» Problem to work on
Reproduce every line in the listing that contains the word "xlabel".

» Dataset rows
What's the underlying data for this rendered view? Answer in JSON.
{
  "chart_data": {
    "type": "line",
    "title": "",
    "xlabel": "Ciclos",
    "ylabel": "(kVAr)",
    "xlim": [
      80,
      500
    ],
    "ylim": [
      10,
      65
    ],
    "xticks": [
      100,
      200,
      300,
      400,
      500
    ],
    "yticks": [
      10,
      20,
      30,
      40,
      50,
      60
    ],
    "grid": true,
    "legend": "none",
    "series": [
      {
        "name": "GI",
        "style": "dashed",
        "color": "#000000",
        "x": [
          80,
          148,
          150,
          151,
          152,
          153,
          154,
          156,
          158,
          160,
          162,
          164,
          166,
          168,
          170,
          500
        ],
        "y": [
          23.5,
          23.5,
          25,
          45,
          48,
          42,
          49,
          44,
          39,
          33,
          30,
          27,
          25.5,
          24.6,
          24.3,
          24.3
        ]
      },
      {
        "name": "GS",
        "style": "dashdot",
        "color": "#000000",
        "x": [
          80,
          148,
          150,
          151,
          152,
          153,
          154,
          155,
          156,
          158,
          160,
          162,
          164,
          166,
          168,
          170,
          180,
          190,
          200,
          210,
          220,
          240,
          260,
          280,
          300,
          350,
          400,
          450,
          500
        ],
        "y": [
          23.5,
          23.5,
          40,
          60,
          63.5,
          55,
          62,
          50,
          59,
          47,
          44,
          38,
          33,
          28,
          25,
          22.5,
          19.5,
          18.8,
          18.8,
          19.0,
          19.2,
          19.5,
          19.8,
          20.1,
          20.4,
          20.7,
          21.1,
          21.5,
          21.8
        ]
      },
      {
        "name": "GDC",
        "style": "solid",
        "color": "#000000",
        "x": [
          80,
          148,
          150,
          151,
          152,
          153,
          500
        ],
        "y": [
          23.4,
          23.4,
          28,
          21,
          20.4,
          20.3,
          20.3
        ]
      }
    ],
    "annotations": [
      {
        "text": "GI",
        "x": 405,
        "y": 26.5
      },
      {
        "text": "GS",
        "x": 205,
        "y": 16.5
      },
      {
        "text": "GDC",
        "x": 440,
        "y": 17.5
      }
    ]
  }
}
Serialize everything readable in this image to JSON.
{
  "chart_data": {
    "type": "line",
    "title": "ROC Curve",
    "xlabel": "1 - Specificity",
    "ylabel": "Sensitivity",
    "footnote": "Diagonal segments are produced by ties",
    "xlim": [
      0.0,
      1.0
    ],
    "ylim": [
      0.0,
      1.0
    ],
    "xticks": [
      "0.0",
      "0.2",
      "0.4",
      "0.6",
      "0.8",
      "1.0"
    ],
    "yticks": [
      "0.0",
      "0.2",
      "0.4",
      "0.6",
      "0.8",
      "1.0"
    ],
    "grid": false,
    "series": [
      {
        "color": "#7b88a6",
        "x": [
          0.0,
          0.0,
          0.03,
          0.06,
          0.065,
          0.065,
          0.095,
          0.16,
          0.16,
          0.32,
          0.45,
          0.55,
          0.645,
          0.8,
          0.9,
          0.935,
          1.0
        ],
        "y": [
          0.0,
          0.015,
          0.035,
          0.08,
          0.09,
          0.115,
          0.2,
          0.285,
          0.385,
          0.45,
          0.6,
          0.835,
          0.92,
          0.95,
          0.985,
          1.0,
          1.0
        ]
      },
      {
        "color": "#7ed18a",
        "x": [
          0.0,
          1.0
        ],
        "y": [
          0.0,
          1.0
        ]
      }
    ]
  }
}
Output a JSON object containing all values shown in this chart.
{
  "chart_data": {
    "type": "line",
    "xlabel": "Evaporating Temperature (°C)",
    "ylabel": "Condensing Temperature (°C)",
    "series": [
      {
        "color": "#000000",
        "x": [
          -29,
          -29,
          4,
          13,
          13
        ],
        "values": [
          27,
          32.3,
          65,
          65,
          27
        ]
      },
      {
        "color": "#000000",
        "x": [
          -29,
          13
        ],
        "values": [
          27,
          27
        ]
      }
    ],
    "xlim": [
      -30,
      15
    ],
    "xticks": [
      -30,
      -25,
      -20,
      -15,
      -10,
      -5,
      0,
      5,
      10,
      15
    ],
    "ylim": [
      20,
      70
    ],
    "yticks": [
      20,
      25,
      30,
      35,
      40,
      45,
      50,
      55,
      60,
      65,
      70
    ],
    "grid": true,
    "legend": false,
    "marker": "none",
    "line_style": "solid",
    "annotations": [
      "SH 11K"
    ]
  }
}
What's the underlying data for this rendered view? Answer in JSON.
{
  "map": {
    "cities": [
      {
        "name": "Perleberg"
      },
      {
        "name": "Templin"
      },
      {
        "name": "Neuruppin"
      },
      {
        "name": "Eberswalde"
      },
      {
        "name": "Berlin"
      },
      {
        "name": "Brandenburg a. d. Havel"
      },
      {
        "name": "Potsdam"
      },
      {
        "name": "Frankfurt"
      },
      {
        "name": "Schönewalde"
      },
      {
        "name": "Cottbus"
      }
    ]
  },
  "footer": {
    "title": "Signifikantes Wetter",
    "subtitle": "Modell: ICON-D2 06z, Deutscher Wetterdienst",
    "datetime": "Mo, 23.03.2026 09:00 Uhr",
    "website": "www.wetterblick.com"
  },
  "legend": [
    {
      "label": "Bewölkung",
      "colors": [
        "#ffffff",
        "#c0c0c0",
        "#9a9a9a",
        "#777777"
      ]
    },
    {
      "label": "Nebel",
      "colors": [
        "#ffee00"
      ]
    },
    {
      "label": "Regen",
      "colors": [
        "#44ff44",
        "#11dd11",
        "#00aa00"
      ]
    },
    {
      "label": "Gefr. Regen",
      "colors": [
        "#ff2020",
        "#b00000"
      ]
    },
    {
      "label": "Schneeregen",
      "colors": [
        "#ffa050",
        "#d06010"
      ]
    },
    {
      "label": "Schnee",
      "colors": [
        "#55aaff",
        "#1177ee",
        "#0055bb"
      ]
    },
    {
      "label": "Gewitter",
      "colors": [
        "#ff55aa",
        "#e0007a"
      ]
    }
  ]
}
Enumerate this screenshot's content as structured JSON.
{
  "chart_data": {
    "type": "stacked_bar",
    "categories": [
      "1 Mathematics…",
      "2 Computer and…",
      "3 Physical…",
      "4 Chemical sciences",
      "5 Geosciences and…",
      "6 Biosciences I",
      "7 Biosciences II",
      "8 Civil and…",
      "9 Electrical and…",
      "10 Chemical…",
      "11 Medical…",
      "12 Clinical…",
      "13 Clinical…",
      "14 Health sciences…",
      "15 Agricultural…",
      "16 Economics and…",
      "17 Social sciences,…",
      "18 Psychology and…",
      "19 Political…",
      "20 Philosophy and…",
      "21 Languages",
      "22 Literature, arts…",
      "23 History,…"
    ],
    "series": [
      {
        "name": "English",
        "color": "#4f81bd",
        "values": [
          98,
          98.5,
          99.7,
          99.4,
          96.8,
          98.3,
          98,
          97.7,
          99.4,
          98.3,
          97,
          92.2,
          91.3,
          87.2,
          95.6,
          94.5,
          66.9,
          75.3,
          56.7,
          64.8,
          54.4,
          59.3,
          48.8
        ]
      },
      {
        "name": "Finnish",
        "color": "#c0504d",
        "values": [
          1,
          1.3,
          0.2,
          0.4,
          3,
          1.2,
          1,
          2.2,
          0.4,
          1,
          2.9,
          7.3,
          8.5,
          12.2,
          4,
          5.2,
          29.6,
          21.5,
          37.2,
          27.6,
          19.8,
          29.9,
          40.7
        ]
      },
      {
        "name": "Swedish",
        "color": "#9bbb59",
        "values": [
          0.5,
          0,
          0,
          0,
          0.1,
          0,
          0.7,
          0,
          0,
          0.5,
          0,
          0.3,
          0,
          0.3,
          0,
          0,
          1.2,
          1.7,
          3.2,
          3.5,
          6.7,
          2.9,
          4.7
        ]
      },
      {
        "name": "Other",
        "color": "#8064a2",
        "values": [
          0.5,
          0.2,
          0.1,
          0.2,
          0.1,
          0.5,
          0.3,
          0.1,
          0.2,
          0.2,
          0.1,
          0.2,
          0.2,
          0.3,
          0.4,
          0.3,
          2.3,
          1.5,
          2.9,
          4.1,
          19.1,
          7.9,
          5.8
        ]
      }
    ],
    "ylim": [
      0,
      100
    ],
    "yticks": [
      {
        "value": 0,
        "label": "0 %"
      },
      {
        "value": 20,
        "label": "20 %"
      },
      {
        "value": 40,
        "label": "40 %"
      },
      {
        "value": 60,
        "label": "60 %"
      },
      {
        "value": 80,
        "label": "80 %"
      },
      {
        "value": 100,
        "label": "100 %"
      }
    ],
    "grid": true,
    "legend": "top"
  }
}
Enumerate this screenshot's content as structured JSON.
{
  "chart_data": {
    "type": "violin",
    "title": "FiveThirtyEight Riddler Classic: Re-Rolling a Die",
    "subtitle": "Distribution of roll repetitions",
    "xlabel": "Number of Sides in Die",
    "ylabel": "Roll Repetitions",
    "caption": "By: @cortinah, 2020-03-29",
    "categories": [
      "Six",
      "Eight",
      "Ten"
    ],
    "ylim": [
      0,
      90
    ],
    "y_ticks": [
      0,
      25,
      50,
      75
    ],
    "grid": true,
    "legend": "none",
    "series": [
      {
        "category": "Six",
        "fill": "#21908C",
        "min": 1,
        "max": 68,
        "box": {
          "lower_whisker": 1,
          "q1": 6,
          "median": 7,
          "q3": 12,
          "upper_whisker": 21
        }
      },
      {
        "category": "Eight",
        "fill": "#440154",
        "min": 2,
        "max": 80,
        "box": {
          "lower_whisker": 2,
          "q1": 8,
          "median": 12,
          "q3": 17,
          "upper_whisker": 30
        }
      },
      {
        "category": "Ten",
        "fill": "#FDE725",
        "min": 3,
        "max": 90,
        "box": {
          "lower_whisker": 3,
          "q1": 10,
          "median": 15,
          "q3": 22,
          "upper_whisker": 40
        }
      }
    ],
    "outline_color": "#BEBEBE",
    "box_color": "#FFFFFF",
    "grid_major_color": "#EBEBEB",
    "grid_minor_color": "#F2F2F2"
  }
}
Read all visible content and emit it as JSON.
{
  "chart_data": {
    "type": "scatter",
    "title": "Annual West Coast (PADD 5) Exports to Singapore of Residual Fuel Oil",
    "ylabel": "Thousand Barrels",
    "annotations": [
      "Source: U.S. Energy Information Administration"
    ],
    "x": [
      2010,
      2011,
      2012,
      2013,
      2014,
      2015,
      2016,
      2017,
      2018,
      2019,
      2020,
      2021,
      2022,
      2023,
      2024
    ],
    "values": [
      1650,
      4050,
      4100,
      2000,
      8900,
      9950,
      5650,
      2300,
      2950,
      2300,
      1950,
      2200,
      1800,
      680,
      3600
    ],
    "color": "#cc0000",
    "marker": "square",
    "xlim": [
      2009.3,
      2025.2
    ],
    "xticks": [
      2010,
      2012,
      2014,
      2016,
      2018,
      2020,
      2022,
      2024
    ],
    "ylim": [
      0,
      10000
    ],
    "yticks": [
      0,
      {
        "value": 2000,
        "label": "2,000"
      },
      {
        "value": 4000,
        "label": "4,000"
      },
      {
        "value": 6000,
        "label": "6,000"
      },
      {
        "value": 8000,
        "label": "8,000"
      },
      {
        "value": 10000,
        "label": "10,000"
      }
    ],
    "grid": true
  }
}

» In response
    "xlabel": "Ciclos",
    "xlabel": "1 - Specificity",
    "xlabel": "Evaporating Temperature (°C)",
    "xlabel": "Number of Sides in Die",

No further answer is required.